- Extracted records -

+++++

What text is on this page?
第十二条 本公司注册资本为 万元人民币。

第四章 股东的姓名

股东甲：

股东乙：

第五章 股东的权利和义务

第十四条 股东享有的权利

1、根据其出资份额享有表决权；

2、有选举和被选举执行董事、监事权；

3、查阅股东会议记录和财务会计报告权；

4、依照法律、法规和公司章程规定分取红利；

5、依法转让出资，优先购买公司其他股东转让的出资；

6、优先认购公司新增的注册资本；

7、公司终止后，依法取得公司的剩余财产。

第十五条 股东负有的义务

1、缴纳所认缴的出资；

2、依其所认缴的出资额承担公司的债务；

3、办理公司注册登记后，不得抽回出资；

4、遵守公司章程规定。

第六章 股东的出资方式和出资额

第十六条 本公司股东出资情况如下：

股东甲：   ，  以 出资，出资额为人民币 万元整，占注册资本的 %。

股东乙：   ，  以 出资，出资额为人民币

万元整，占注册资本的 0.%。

+++++

- Exercise task -
Your task is to repeat the data exactly; please include every line.

- Solution -
What text is on this page?
第十二条 本公司注册资本为 万元人民币。

第四章 股东的姓名

股东甲：

股东乙：

第五章 股东的权利和义务

第十四条 股东享有的权利

1、根据其出资份额享有表决权；

2、有选举和被选举执行董事、监事权；

3、查阅股东会议记录和财务会计报告权；

4、依照法律、法规和公司章程规定分取红利；

5、依法转让出资，优先购买公司其他股东转让的出资；

6、优先认购公司新增的注册资本；

7、公司终止后，依法取得公司的剩余财产。

第十五条 股东负有的义务

1、缴纳所认缴的出资；

2、依其所认缴的出资额承担公司的债务；

3、办理公司注册登记后，不得抽回出资；

4、遵守公司章程规定。

第六章 股东的出资方式和出资额

第十六条 本公司股东出资情况如下：

股东甲：   ，  以 出资，出资额为人民币 万元整，占注册资本的 %。

股东乙：   ，  以 出资，出资额为人民币

万元整，占注册资本的 0.%。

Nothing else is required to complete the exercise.